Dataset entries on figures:
****************************************
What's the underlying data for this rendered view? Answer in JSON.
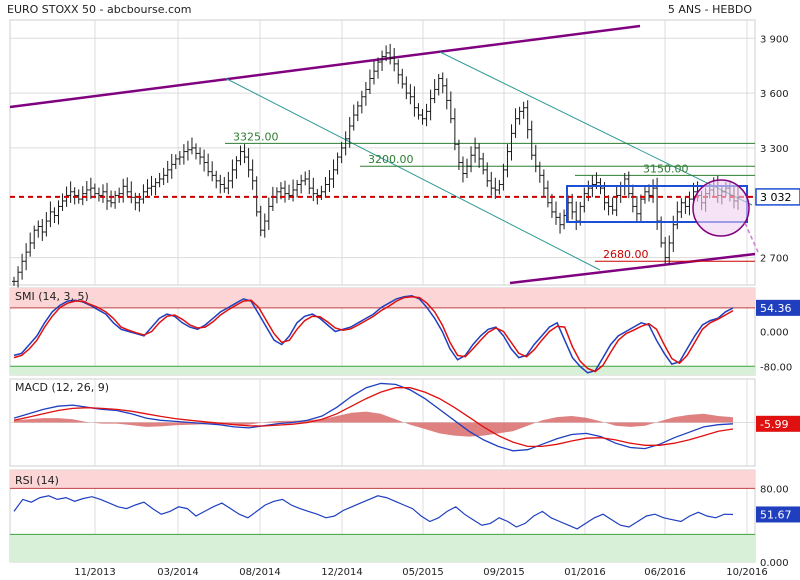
{
  "header": {
    "title": "EURO STOXX 50 - abcbourse.com",
    "period": "5 ANS - HEBDO"
  },
  "colors": {
    "price": "#1a1a1a",
    "trendline": "#800080",
    "channel": "#2e9a95",
    "support": "#2e7d32",
    "dashed": "#cc0000",
    "box": "#1f4fd6",
    "oscillator_main": "#1f3fbf",
    "oscillator_signal": "#e01010",
    "overbought_zone": "#fcd6d6",
    "oversold_zone": "#d8f0d8",
    "histogram": "#d96b6b",
    "current_label_bg": "#1f3fbf",
    "macd_label_bg": "#e01010"
  },
  "chart_data": [
    {
      "type": "ohlc",
      "name": "price",
      "ylim": [
        2550,
        4000
      ],
      "yticks": [
        {
          "value": 3900,
          "label": "3 900"
        },
        {
          "value": 3600,
          "label": "3 600"
        },
        {
          "value": 3300,
          "label": "3 300"
        },
        {
          "value": 2700,
          "label": "2 700"
        }
      ],
      "current": {
        "value": 3032,
        "label": "3 032"
      },
      "x_dates": [
        "11/2013",
        "03/2014",
        "08/2014",
        "12/2014",
        "05/2015",
        "09/2015",
        "01/2016",
        "06/2016",
        "10/2016"
      ],
      "weekly_close": [
        2570,
        2620,
        2680,
        2730,
        2780,
        2850,
        2870,
        2840,
        2900,
        2950,
        2930,
        2980,
        3010,
        3040,
        3060,
        3040,
        3020,
        3050,
        3070,
        3080,
        3050,
        3040,
        3060,
        3010,
        3000,
        3040,
        3050,
        3090,
        3060,
        3030,
        3000,
        3020,
        3060,
        3080,
        3090,
        3110,
        3130,
        3150,
        3180,
        3210,
        3240,
        3250,
        3280,
        3290,
        3300,
        3270,
        3250,
        3220,
        3170,
        3150,
        3120,
        3100,
        3080,
        3120,
        3180,
        3230,
        3280,
        3250,
        3180,
        3120,
        2950,
        2850,
        2900,
        2980,
        3030,
        3060,
        3080,
        3050,
        3040,
        3070,
        3100,
        3120,
        3130,
        3080,
        3050,
        3040,
        3060,
        3100,
        3130,
        3180,
        3250,
        3300,
        3350,
        3420,
        3480,
        3530,
        3580,
        3620,
        3680,
        3720,
        3770,
        3800,
        3820,
        3790,
        3760,
        3700,
        3650,
        3600,
        3580,
        3520,
        3480,
        3460,
        3500,
        3570,
        3620,
        3680,
        3640,
        3560,
        3460,
        3320,
        3220,
        3160,
        3200,
        3260,
        3300,
        3240,
        3180,
        3120,
        3080,
        3070,
        3100,
        3180,
        3280,
        3380,
        3460,
        3500,
        3520,
        3400,
        3260,
        3200,
        3150,
        3080,
        3000,
        2950,
        2920,
        2880,
        2930,
        3000,
        2950,
        2900,
        2980,
        3050,
        3080,
        3100,
        3110,
        3080,
        3000,
        2980,
        2960,
        3040,
        3090,
        3130,
        3050,
        2980,
        2940,
        3020,
        3060,
        3040,
        3080,
        2900,
        2780,
        2700,
        2780,
        2880,
        2950,
        3000,
        2980,
        3020,
        3060,
        3040,
        3000,
        3050,
        3070,
        3090,
        3040,
        3060,
        3080,
        3040,
        3010,
        3030
      ],
      "levels": [
        {
          "value": 3325,
          "label": "3325.00",
          "color": "#2e7d32"
        },
        {
          "value": 3200,
          "label": "3200.00",
          "color": "#2e7d32"
        },
        {
          "value": 3150,
          "label": "3150.00",
          "color": "#2e7d32"
        },
        {
          "value": 2680,
          "label": "2680.00",
          "color": "#cc0000"
        }
      ],
      "dashed_level": 3032,
      "grid": true
    },
    {
      "type": "line",
      "name": "SMI",
      "title": "SMI (14, 3, 5)",
      "ylim": [
        -100,
        100
      ],
      "yticks": [
        {
          "value": 0,
          "label": "0.000"
        },
        {
          "value": -80,
          "label": "-80.00"
        }
      ],
      "overbought": 54.36,
      "oversold": -80,
      "current": {
        "value": 54.36,
        "label": "54.36"
      },
      "series": [
        {
          "name": "SMI",
          "values": [
            -55,
            -50,
            -30,
            -10,
            20,
            45,
            60,
            70,
            72,
            68,
            60,
            50,
            40,
            20,
            5,
            0,
            -5,
            -10,
            10,
            30,
            40,
            35,
            20,
            10,
            5,
            15,
            30,
            45,
            55,
            65,
            75,
            70,
            40,
            10,
            -20,
            -30,
            -10,
            20,
            35,
            40,
            30,
            15,
            0,
            5,
            10,
            20,
            30,
            40,
            55,
            65,
            75,
            80,
            82,
            75,
            55,
            30,
            0,
            -40,
            -65,
            -55,
            -30,
            -10,
            5,
            10,
            -10,
            -40,
            -60,
            -55,
            -30,
            -10,
            10,
            20,
            -20,
            -60,
            -80,
            -95,
            -90,
            -60,
            -30,
            -10,
            0,
            10,
            20,
            15,
            -20,
            -50,
            -75,
            -70,
            -40,
            -10,
            15,
            25,
            30,
            45,
            54
          ]
        },
        {
          "name": "signal",
          "values": [
            -60,
            -55,
            -40,
            -20,
            10,
            35,
            55,
            65,
            70,
            70,
            62,
            55,
            45,
            30,
            10,
            3,
            -3,
            -8,
            0,
            20,
            35,
            38,
            28,
            15,
            8,
            10,
            22,
            38,
            50,
            60,
            70,
            72,
            55,
            25,
            -5,
            -25,
            -20,
            5,
            25,
            35,
            34,
            22,
            8,
            3,
            6,
            15,
            25,
            35,
            48,
            58,
            70,
            78,
            80,
            78,
            65,
            45,
            15,
            -25,
            -55,
            -58,
            -40,
            -20,
            -2,
            8,
            0,
            -25,
            -50,
            -58,
            -42,
            -20,
            0,
            12,
            10,
            -35,
            -68,
            -85,
            -92,
            -78,
            -48,
            -20,
            -5,
            3,
            12,
            18,
            5,
            -30,
            -62,
            -73,
            -55,
            -25,
            5,
            20,
            28,
            38,
            48
          ]
        }
      ],
      "grid": true
    },
    {
      "type": "line",
      "name": "MACD",
      "title": "MACD (12, 26, 9)",
      "ylim": [
        -200,
        200
      ],
      "current": {
        "value": -5.99,
        "label": "-5.99"
      },
      "series": [
        {
          "name": "MACD",
          "values": [
            20,
            40,
            60,
            75,
            80,
            70,
            60,
            55,
            40,
            20,
            10,
            5,
            0,
            -5,
            -10,
            -20,
            -25,
            -15,
            -5,
            0,
            10,
            30,
            70,
            120,
            160,
            180,
            175,
            150,
            110,
            60,
            10,
            -40,
            -80,
            -110,
            -130,
            -125,
            -100,
            -75,
            -55,
            -50,
            -65,
            -95,
            -115,
            -120,
            -100,
            -70,
            -45,
            -20,
            -10,
            -6
          ]
        },
        {
          "name": "signal",
          "values": [
            10,
            25,
            40,
            55,
            65,
            68,
            65,
            60,
            52,
            40,
            28,
            18,
            10,
            3,
            -3,
            -10,
            -15,
            -16,
            -12,
            -8,
            0,
            15,
            40,
            75,
            110,
            140,
            160,
            160,
            140,
            110,
            70,
            25,
            -20,
            -60,
            -90,
            -110,
            -110,
            -100,
            -85,
            -72,
            -70,
            -80,
            -95,
            -105,
            -105,
            -95,
            -80,
            -60,
            -40,
            -30
          ]
        }
      ],
      "grid": true
    },
    {
      "type": "line",
      "name": "RSI",
      "title": "RSI (14)",
      "ylim": [
        0,
        100
      ],
      "yticks": [
        {
          "value": 80,
          "label": "80.00"
        },
        {
          "value": 0,
          "label": "0.000"
        }
      ],
      "overbought": 80,
      "oversold": 30,
      "current": {
        "value": 51.67,
        "label": "51.67"
      },
      "series": [
        {
          "name": "RSI",
          "values": [
            55,
            68,
            65,
            70,
            72,
            68,
            70,
            66,
            69,
            71,
            68,
            64,
            60,
            58,
            62,
            65,
            58,
            52,
            55,
            60,
            58,
            50,
            55,
            60,
            64,
            58,
            52,
            48,
            55,
            62,
            66,
            68,
            62,
            58,
            55,
            52,
            48,
            50,
            56,
            60,
            64,
            68,
            72,
            70,
            66,
            62,
            58,
            50,
            44,
            48,
            55,
            60,
            52,
            46,
            40,
            42,
            48,
            44,
            38,
            42,
            50,
            55,
            48,
            44,
            40,
            36,
            42,
            48,
            52,
            46,
            40,
            38,
            44,
            50,
            52,
            48,
            46,
            44,
            50,
            54,
            50,
            48,
            52,
            51.67
          ]
        }
      ],
      "grid": true
    }
  ]
}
****************************************
**What you have to do**
Select and copy each line from the data that includes the word "title".

**Exercise answer**
    "title": "EURO STOXX 50 - abcbourse.com",
      "title": "SMI (14, 3, 5)",
      "title": "MACD (12, 26, 9)",
      "title": "RSI (14)",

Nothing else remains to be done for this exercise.